社会・その他
仮想通貨無断採掘、「有罪」見直しか 12月に最高裁弁論
最高裁第1小法廷(山口厚裁判長)は、運営するウェブサイトに、閲覧者のパソコンを暗号資産(仮想通貨)の獲得手段「マイニング(採掘)」に無断利用するプログラムを設置したとして、不正指令電磁的記録保管の罪に問われたウェブデザイナーの男性(34)の上告審弁論を、12月9日に開くと決めた。無罪とした1審判決を破棄し、罰金10万円とした2審東京高裁判決が見直される可能性がある。
不正指令電磁的記録保管罪は、コンピューターを使う際に、端末利用者の意図に反した動作をさせるコンピューターウイルスなどを取得・保管する行為を禁じている。公判では男性が設置した「コインハイブ」と呼ばれるプログラムが処罰の対象となるか否かが争点となっている。
1審横浜地裁は、コインハイブが意図に反した動作をさせていたことは認定したが、「不正な指令を与えるプログラムとするには疑いが残る」として無罪を言い渡した。
これに対し、東京高裁は、コインハイブが採掘に利用されていることは閲覧者のパソコンに表示されておらず、一定の不利益を与えるプログラムだと指摘。「一般的な利用者が(無断作動を)容認しないことは明らか」として、不正だと結論づけた。
男性は平成29年10~11月、運営するサイトにコインハイブを設置し、閲覧者のパソコンの処理能力を採掘に無断利用したとして、略式起訴された。これを不服として正式裁判を申し立て、一貫して無罪を主張している。

● ● ● ●

→ **課題の内容**:
1 – この記事によると、東京高裁がコインハイブを不正なプログラムだと結論づけたのはなぜか、記事に書かれている理由を1～3文で説明してください。
2 – 記事の「不正指令電磁的記録保管罪は、」から「一貫して無罪を主張している。」までの部分で、「コインハイブ」を「Coinhive」に差し替えて書き直してください。
データはこの作業にまったく関係しません。

● ● ● ●

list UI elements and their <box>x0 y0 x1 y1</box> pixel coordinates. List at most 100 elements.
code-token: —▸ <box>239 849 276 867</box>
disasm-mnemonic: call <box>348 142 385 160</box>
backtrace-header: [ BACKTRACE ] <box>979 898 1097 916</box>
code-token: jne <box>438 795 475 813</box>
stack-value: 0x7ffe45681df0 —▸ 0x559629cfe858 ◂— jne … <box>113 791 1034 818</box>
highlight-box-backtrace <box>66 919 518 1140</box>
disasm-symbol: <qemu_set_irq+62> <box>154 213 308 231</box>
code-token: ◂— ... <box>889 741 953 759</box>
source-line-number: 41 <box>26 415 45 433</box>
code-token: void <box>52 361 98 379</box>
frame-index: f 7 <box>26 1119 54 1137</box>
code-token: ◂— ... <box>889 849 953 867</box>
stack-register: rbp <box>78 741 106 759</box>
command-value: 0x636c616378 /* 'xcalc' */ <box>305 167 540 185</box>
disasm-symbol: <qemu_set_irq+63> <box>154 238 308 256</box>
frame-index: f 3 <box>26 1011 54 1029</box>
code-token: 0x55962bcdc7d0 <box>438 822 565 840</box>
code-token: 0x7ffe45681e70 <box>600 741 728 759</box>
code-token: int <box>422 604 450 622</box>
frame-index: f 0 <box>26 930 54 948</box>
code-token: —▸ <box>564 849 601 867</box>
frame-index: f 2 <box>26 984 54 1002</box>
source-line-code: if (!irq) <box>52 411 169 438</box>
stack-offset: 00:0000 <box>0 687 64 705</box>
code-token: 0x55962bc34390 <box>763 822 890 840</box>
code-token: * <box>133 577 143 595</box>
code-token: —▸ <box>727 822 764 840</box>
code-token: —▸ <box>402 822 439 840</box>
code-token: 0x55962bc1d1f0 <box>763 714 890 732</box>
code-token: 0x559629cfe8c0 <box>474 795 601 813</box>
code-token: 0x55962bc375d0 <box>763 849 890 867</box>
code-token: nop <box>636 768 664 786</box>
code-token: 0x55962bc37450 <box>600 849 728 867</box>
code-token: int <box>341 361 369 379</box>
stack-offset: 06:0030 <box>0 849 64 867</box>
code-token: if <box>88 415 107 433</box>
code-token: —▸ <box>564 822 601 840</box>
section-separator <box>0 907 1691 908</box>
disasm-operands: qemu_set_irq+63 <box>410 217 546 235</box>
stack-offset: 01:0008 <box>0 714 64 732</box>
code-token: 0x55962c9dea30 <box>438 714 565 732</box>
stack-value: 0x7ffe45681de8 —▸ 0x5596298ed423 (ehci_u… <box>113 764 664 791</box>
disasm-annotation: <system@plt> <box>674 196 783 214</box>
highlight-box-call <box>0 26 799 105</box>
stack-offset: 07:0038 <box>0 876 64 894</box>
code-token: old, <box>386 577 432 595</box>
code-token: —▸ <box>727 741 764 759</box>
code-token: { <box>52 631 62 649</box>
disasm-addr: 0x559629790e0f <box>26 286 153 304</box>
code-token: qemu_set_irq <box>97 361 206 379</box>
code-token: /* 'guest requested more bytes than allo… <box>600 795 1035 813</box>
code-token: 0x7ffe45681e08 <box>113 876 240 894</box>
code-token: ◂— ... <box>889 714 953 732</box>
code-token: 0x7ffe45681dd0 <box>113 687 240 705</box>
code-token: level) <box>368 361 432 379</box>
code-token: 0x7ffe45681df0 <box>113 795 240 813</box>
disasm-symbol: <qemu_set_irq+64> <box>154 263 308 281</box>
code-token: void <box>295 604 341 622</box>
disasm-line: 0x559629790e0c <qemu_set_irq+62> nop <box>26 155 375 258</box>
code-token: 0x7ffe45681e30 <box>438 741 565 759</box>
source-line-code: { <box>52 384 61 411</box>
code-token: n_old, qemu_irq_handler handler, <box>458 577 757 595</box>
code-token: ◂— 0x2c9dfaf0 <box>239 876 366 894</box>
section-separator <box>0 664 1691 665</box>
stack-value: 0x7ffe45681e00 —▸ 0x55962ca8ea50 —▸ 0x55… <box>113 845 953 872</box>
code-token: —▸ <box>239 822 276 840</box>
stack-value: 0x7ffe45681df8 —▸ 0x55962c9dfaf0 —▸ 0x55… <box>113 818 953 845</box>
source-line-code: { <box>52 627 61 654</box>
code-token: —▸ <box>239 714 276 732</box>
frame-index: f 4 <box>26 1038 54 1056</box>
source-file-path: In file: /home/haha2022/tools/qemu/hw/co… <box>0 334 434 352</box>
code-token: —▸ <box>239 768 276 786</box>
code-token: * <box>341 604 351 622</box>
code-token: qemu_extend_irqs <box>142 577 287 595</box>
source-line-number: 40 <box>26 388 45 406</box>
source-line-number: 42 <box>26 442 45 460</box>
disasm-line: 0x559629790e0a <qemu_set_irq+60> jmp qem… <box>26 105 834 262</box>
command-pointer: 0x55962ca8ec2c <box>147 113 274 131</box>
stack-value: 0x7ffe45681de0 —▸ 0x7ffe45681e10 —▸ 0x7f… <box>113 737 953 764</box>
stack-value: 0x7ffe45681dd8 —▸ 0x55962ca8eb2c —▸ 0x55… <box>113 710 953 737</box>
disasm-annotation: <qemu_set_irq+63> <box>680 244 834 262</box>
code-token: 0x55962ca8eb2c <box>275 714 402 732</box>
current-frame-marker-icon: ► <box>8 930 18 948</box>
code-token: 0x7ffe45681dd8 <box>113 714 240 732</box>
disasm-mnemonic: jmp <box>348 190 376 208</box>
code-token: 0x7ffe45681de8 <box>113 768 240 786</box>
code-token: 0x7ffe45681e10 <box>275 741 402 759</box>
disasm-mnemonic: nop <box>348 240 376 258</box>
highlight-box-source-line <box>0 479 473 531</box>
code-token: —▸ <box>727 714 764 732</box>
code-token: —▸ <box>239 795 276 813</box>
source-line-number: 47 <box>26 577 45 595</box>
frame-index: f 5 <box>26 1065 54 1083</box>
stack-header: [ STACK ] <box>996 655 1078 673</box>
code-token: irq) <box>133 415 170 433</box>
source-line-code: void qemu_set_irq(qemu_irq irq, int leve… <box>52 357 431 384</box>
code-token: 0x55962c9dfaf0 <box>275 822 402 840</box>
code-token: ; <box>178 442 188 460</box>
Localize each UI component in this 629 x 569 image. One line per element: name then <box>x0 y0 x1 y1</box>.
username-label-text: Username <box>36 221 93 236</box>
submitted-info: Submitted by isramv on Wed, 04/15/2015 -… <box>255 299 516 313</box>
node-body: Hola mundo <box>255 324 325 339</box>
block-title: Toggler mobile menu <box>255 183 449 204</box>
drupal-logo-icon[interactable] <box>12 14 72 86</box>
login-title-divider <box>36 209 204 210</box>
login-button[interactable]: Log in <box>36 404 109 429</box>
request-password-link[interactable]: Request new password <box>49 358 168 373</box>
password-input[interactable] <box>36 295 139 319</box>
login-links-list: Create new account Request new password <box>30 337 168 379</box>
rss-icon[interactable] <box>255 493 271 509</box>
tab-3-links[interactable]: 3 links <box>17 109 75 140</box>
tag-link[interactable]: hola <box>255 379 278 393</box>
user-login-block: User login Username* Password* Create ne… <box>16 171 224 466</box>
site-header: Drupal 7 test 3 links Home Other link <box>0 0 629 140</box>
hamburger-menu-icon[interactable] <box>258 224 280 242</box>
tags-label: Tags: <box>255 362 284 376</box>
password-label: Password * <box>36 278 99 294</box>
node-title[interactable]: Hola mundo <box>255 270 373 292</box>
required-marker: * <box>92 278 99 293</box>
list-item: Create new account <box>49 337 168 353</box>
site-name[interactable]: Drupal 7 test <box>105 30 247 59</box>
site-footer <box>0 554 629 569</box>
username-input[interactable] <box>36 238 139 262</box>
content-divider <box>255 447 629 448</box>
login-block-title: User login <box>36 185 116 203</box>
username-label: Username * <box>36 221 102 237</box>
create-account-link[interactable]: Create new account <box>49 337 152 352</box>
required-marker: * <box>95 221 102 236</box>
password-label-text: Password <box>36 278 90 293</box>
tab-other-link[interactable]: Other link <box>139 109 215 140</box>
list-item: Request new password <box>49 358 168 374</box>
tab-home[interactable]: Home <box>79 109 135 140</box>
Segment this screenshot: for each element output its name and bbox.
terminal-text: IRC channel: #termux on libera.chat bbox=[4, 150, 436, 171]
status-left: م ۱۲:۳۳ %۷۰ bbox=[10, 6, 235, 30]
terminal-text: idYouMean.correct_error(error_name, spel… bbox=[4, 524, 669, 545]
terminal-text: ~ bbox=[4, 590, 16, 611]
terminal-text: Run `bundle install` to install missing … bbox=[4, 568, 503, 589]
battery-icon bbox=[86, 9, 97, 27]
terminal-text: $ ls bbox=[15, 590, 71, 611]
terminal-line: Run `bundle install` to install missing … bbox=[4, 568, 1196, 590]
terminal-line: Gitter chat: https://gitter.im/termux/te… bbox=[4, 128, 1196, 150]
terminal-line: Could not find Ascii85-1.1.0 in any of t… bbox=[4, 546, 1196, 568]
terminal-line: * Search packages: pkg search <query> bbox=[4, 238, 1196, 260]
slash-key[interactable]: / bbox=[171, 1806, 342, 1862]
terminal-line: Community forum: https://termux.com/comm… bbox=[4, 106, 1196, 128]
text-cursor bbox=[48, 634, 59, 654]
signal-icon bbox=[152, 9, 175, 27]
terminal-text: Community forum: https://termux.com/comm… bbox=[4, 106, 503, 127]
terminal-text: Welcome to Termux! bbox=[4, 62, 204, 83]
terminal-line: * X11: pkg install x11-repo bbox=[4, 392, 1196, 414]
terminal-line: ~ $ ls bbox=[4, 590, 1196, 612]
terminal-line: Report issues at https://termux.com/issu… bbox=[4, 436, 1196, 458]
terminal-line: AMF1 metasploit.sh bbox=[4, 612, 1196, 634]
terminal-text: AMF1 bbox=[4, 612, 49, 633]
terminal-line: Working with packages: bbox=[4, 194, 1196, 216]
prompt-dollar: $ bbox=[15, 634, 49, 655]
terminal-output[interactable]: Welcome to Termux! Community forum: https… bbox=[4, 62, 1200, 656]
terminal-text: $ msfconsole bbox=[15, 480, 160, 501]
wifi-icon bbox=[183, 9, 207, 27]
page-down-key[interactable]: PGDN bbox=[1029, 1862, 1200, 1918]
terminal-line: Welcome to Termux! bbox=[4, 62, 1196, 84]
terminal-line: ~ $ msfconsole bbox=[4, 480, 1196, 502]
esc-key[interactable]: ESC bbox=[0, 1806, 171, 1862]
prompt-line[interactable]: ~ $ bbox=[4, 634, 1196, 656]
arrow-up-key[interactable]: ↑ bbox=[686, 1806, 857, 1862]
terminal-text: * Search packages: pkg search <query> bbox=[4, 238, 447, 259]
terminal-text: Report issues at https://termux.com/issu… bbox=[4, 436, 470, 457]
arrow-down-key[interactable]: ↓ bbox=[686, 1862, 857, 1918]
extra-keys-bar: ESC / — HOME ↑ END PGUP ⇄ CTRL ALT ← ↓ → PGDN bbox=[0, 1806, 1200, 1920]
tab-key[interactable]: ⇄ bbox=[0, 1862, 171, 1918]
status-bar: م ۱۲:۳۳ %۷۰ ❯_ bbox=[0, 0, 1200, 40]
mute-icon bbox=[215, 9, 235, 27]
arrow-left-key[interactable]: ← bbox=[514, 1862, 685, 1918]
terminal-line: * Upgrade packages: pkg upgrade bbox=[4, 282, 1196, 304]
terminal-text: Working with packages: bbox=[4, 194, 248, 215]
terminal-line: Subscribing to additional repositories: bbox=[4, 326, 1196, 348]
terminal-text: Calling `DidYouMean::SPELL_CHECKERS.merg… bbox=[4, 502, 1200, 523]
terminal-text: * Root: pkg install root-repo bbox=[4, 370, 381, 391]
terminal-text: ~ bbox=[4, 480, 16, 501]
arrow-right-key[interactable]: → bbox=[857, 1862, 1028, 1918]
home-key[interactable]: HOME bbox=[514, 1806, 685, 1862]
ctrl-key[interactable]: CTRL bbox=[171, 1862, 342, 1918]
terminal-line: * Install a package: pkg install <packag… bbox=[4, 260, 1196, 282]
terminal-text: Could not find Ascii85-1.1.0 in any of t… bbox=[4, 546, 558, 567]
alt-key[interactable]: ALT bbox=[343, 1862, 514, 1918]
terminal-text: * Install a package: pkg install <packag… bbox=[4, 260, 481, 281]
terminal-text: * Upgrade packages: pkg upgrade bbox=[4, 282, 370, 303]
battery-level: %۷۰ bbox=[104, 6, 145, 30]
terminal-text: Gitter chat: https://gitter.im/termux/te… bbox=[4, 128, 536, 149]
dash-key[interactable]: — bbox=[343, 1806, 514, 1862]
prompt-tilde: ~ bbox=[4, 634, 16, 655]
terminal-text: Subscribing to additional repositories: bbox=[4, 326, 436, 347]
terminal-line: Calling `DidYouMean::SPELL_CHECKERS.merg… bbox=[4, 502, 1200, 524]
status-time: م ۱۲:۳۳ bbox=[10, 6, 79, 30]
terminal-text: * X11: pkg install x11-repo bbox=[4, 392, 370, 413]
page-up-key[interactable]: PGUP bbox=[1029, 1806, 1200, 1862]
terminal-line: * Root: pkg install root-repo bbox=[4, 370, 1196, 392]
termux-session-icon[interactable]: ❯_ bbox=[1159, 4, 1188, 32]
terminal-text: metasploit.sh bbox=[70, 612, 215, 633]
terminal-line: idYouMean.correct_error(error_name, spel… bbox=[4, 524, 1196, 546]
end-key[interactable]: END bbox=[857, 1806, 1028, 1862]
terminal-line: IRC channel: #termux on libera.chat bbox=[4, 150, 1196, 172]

● ● ● ●

→ **課題の結果**:
1 – コインハイブが採掘に利用されていることが閲覧者のパソコンに表示されておらず、一定の不利益を与えるプログラムだと指摘したためです。さらに、一般的な利用者が無断作動を容認しないことは明らかだと判断しました。

2 –
不正指令電磁的記録保管罪は、コンピューターを使う際に、端末利用者の意図に反した動作をさせるコンピューターウイルスなどを取得・保管する行為を禁じている。公判では男性が設置した「Coinhive」と呼ばれるプログラムが処罰の対象となるか否かが争点となっている。
1審横浜地裁は、Coinhiveが意図に反した動作をさせていたことは認定したが、「不正な指令を与えるプログラムとするには疑いが残る」として無罪を言い渡した。
これに対し、東京高裁は、Coinhiveが採掘に利用されていることは閲覧者のパソコンに表示されておらず、一定の不利益を与えるプログラムだと指摘。「一般的な利用者が(無断作動を)容認しないことは明らか」として、不正だと結論づけた。
男性は平成29年10~11月、運営するサイトにCoinhiveを設置し、閲覧者のパソコンの処理能力を採掘に無断利用したとして、略式起訴された。これを不服として正式裁判を申し立て、一貫して無罪を主張している。